* GOAL:
Restate the data exactly as given and keep the pictures out.

%%

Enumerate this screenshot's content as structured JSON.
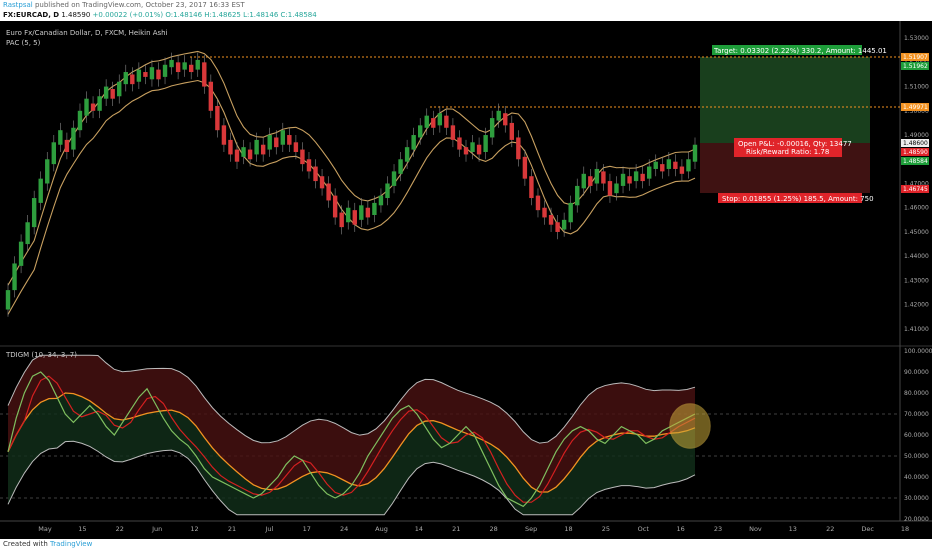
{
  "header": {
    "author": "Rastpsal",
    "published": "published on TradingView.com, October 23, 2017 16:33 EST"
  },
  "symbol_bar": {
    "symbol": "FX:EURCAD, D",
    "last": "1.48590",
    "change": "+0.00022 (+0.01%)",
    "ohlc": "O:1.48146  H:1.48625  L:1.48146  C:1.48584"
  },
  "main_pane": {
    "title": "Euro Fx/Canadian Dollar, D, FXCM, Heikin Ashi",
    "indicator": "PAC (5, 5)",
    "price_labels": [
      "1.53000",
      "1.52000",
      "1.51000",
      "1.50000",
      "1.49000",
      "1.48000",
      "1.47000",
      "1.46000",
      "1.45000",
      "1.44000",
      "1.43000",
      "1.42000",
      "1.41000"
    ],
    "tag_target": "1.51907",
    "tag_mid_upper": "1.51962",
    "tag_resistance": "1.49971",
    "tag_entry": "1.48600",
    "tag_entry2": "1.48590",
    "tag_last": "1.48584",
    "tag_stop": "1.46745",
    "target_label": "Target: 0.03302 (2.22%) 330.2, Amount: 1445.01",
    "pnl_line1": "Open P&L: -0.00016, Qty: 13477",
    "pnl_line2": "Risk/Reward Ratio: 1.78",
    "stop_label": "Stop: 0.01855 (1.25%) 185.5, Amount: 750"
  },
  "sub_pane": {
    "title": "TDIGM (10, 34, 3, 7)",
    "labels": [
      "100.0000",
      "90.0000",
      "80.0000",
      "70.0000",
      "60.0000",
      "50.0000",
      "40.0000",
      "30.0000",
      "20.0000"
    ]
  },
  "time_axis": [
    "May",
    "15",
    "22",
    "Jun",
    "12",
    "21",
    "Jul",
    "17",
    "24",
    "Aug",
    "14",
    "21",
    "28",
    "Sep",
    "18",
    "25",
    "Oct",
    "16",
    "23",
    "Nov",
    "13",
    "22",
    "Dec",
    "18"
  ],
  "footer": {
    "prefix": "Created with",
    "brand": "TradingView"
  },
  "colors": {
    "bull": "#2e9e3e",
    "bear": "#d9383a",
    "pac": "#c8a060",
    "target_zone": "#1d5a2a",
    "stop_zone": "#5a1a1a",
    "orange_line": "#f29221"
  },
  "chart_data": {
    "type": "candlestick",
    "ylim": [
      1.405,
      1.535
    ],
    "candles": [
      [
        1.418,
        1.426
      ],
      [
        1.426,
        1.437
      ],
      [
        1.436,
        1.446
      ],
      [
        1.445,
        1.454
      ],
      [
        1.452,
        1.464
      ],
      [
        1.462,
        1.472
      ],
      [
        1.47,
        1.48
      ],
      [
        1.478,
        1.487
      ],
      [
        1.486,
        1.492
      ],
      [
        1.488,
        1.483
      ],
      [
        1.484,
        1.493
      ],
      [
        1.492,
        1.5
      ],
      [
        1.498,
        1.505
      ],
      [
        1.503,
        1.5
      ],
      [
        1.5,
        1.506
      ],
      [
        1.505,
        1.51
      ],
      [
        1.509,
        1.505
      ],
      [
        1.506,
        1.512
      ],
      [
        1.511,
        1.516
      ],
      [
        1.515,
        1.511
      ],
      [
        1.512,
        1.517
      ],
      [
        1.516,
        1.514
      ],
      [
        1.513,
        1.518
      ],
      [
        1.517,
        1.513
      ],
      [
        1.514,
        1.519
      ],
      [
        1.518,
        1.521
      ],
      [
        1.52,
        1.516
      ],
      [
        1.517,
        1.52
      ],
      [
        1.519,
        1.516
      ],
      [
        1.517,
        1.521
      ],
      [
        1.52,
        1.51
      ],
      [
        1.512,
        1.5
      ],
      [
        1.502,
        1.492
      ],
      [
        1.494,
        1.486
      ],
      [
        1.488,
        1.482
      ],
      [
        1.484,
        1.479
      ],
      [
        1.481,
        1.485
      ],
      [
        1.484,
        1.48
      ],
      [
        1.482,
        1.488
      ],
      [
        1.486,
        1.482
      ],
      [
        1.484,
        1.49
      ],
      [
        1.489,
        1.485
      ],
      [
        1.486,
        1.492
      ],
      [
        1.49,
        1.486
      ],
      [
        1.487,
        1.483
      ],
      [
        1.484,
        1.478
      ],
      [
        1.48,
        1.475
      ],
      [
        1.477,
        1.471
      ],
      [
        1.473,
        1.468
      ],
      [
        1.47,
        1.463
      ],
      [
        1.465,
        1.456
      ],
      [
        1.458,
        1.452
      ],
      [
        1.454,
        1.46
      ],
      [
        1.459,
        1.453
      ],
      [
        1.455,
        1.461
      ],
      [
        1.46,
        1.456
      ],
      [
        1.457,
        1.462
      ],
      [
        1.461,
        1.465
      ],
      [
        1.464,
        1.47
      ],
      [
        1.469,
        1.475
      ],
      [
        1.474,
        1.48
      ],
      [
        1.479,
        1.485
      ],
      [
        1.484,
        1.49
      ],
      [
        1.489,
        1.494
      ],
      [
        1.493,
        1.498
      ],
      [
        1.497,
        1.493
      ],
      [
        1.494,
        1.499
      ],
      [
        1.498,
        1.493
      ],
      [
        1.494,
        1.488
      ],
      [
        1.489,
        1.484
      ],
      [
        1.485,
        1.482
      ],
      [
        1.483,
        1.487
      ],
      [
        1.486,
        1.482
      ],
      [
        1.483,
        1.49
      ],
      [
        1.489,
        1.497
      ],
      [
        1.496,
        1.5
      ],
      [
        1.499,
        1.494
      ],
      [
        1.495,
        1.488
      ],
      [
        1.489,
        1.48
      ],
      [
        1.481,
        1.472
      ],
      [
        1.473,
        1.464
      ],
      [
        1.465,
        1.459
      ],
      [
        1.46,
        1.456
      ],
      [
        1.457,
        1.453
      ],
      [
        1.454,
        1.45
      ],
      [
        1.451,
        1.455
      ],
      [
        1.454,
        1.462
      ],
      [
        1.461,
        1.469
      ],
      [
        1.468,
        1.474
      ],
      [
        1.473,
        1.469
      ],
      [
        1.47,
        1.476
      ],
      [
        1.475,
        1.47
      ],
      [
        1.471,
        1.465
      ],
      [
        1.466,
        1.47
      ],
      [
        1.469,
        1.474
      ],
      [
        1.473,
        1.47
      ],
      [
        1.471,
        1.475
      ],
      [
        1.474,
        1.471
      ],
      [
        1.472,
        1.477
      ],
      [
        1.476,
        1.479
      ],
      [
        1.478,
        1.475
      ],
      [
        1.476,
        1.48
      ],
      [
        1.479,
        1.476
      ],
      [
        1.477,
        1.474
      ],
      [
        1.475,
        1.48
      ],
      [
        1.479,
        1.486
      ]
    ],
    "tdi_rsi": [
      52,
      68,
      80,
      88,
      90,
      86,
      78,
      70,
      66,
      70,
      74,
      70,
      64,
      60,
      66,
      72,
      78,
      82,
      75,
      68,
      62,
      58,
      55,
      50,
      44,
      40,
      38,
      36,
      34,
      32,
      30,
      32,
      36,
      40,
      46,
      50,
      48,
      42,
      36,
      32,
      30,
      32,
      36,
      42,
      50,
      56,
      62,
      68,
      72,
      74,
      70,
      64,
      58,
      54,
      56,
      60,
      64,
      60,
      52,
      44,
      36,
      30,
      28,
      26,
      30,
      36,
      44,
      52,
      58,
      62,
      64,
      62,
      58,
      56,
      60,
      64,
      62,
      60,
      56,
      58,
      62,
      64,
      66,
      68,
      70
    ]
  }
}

%%

* SOLUTION:
Enumerate this screenshot's content as structured JSON.
{
  "header": {
    "author": "Rastpsal",
    "published": "published on TradingView.com, October 23, 2017 16:33 EST"
  },
  "symbol_bar": {
    "symbol": "FX:EURCAD, D",
    "last": "1.48590",
    "change": "+0.00022 (+0.01%)",
    "ohlc": "O:1.48146  H:1.48625  L:1.48146  C:1.48584"
  },
  "main_pane": {
    "title": "Euro Fx/Canadian Dollar, D, FXCM, Heikin Ashi",
    "indicator": "PAC (5, 5)",
    "price_labels": [
      "1.53000",
      "1.52000",
      "1.51000",
      "1.50000",
      "1.49000",
      "1.48000",
      "1.47000",
      "1.46000",
      "1.45000",
      "1.44000",
      "1.43000",
      "1.42000",
      "1.41000"
    ],
    "tag_target": "1.51907",
    "tag_mid_upper": "1.51962",
    "tag_resistance": "1.49971",
    "tag_entry": "1.48600",
    "tag_entry2": "1.48590",
    "tag_last": "1.48584",
    "tag_stop": "1.46745",
    "target_label": "Target: 0.03302 (2.22%) 330.2, Amount: 1445.01",
    "pnl_line1": "Open P&L: -0.00016, Qty: 13477",
    "pnl_line2": "Risk/Reward Ratio: 1.78",
    "stop_label": "Stop: 0.01855 (1.25%) 185.5, Amount: 750"
  },
  "sub_pane": {
    "title": "TDIGM (10, 34, 3, 7)",
    "labels": [
      "100.0000",
      "90.0000",
      "80.0000",
      "70.0000",
      "60.0000",
      "50.0000",
      "40.0000",
      "30.0000",
      "20.0000"
    ]
  },
  "time_axis": [
    "May",
    "15",
    "22",
    "Jun",
    "12",
    "21",
    "Jul",
    "17",
    "24",
    "Aug",
    "14",
    "21",
    "28",
    "Sep",
    "18",
    "25",
    "Oct",
    "16",
    "23",
    "Nov",
    "13",
    "22",
    "Dec",
    "18"
  ],
  "footer": {
    "prefix": "Created with",
    "brand": "TradingView"
  },
  "colors": {
    "bull": "#2e9e3e",
    "bear": "#d9383a",
    "pac": "#c8a060",
    "target_zone": "#1d5a2a",
    "stop_zone": "#5a1a1a",
    "orange_line": "#f29221"
  },
  "chart_data": {
    "type": "candlestick",
    "ylim": [
      1.405,
      1.535
    ],
    "candles": [
      [
        1.418,
        1.426
      ],
      [
        1.426,
        1.437
      ],
      [
        1.436,
        1.446
      ],
      [
        1.445,
        1.454
      ],
      [
        1.452,
        1.464
      ],
      [
        1.462,
        1.472
      ],
      [
        1.47,
        1.48
      ],
      [
        1.478,
        1.487
      ],
      [
        1.486,
        1.492
      ],
      [
        1.488,
        1.483
      ],
      [
        1.484,
        1.493
      ],
      [
        1.492,
        1.5
      ],
      [
        1.498,
        1.505
      ],
      [
        1.503,
        1.5
      ],
      [
        1.5,
        1.506
      ],
      [
        1.505,
        1.51
      ],
      [
        1.509,
        1.505
      ],
      [
        1.506,
        1.512
      ],
      [
        1.511,
        1.516
      ],
      [
        1.515,
        1.511
      ],
      [
        1.512,
        1.517
      ],
      [
        1.516,
        1.514
      ],
      [
        1.513,
        1.518
      ],
      [
        1.517,
        1.513
      ],
      [
        1.514,
        1.519
      ],
      [
        1.518,
        1.521
      ],
      [
        1.52,
        1.516
      ],
      [
        1.517,
        1.52
      ],
      [
        1.519,
        1.516
      ],
      [
        1.517,
        1.521
      ],
      [
        1.52,
        1.51
      ],
      [
        1.512,
        1.5
      ],
      [
        1.502,
        1.492
      ],
      [
        1.494,
        1.486
      ],
      [
        1.488,
        1.482
      ],
      [
        1.484,
        1.479
      ],
      [
        1.481,
        1.485
      ],
      [
        1.484,
        1.48
      ],
      [
        1.482,
        1.488
      ],
      [
        1.486,
        1.482
      ],
      [
        1.484,
        1.49
      ],
      [
        1.489,
        1.485
      ],
      [
        1.486,
        1.492
      ],
      [
        1.49,
        1.486
      ],
      [
        1.487,
        1.483
      ],
      [
        1.484,
        1.478
      ],
      [
        1.48,
        1.475
      ],
      [
        1.477,
        1.471
      ],
      [
        1.473,
        1.468
      ],
      [
        1.47,
        1.463
      ],
      [
        1.465,
        1.456
      ],
      [
        1.458,
        1.452
      ],
      [
        1.454,
        1.46
      ],
      [
        1.459,
        1.453
      ],
      [
        1.455,
        1.461
      ],
      [
        1.46,
        1.456
      ],
      [
        1.457,
        1.462
      ],
      [
        1.461,
        1.465
      ],
      [
        1.464,
        1.47
      ],
      [
        1.469,
        1.475
      ],
      [
        1.474,
        1.48
      ],
      [
        1.479,
        1.485
      ],
      [
        1.484,
        1.49
      ],
      [
        1.489,
        1.494
      ],
      [
        1.493,
        1.498
      ],
      [
        1.497,
        1.493
      ],
      [
        1.494,
        1.499
      ],
      [
        1.498,
        1.493
      ],
      [
        1.494,
        1.488
      ],
      [
        1.489,
        1.484
      ],
      [
        1.485,
        1.482
      ],
      [
        1.483,
        1.487
      ],
      [
        1.486,
        1.482
      ],
      [
        1.483,
        1.49
      ],
      [
        1.489,
        1.497
      ],
      [
        1.496,
        1.5
      ],
      [
        1.499,
        1.494
      ],
      [
        1.495,
        1.488
      ],
      [
        1.489,
        1.48
      ],
      [
        1.481,
        1.472
      ],
      [
        1.473,
        1.464
      ],
      [
        1.465,
        1.459
      ],
      [
        1.46,
        1.456
      ],
      [
        1.457,
        1.453
      ],
      [
        1.454,
        1.45
      ],
      [
        1.451,
        1.455
      ],
      [
        1.454,
        1.462
      ],
      [
        1.461,
        1.469
      ],
      [
        1.468,
        1.474
      ],
      [
        1.473,
        1.469
      ],
      [
        1.47,
        1.476
      ],
      [
        1.475,
        1.47
      ],
      [
        1.471,
        1.465
      ],
      [
        1.466,
        1.47
      ],
      [
        1.469,
        1.474
      ],
      [
        1.473,
        1.47
      ],
      [
        1.471,
        1.475
      ],
      [
        1.474,
        1.471
      ],
      [
        1.472,
        1.477
      ],
      [
        1.476,
        1.479
      ],
      [
        1.478,
        1.475
      ],
      [
        1.476,
        1.48
      ],
      [
        1.479,
        1.476
      ],
      [
        1.477,
        1.474
      ],
      [
        1.475,
        1.48
      ],
      [
        1.479,
        1.486
      ]
    ],
    "tdi_rsi": [
      52,
      68,
      80,
      88,
      90,
      86,
      78,
      70,
      66,
      70,
      74,
      70,
      64,
      60,
      66,
      72,
      78,
      82,
      75,
      68,
      62,
      58,
      55,
      50,
      44,
      40,
      38,
      36,
      34,
      32,
      30,
      32,
      36,
      40,
      46,
      50,
      48,
      42,
      36,
      32,
      30,
      32,
      36,
      42,
      50,
      56,
      62,
      68,
      72,
      74,
      70,
      64,
      58,
      54,
      56,
      60,
      64,
      60,
      52,
      44,
      36,
      30,
      28,
      26,
      30,
      36,
      44,
      52,
      58,
      62,
      64,
      62,
      58,
      56,
      60,
      64,
      62,
      60,
      56,
      58,
      62,
      64,
      66,
      68,
      70
    ]
  }
}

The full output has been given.